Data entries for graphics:
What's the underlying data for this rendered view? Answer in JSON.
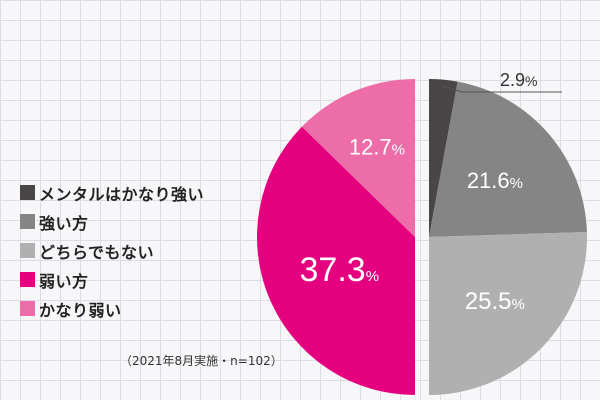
{
  "chart_data": {
    "type": "pie",
    "categories": [
      "メンタルはかなり強い",
      "強い方",
      "どちらでもない",
      "弱い方",
      "かなり弱い"
    ],
    "values": [
      2.9,
      21.6,
      25.5,
      37.3,
      12.7
    ],
    "labels": [
      {
        "num": "2.9",
        "unit": "%"
      },
      {
        "num": "21.6",
        "unit": "%"
      },
      {
        "num": "25.5",
        "unit": "%"
      },
      {
        "num": "37.3",
        "unit": "%"
      },
      {
        "num": "12.7",
        "unit": "%"
      }
    ],
    "colors": [
      "#4a4546",
      "#858585",
      "#b0b0b0",
      "#e5007f",
      "#ed6da8"
    ],
    "legend_position": "left",
    "note": "（2021年8月実施・n=102）"
  }
}
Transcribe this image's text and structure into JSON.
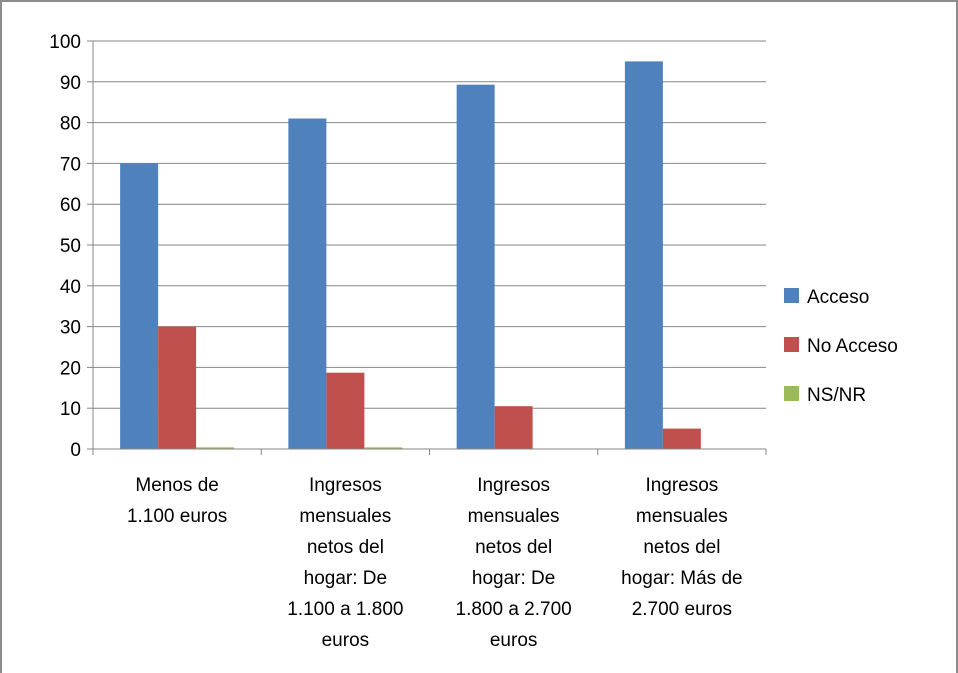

=== INSTRUCTION ===
Keep every word of the data as it is when you write it out, but drop the pictures.

=== TASK RESPONSE ===
What's the underlying data for this rendered view? Answer in JSON.
{
  "chart_data": {
    "type": "pie",
    "categories": [
      "メンタルはかなり強い",
      "強い方",
      "どちらでもない",
      "弱い方",
      "かなり弱い"
    ],
    "values": [
      2.9,
      21.6,
      25.5,
      37.3,
      12.7
    ],
    "labels": [
      {
        "num": "2.9",
        "unit": "%"
      },
      {
        "num": "21.6",
        "unit": "%"
      },
      {
        "num": "25.5",
        "unit": "%"
      },
      {
        "num": "37.3",
        "unit": "%"
      },
      {
        "num": "12.7",
        "unit": "%"
      }
    ],
    "colors": [
      "#4a4546",
      "#858585",
      "#b0b0b0",
      "#e5007f",
      "#ed6da8"
    ],
    "legend_position": "left",
    "note": "（2021年8月実施・n=102）"
  }
}
Transcribe this image's text and structure into JSON.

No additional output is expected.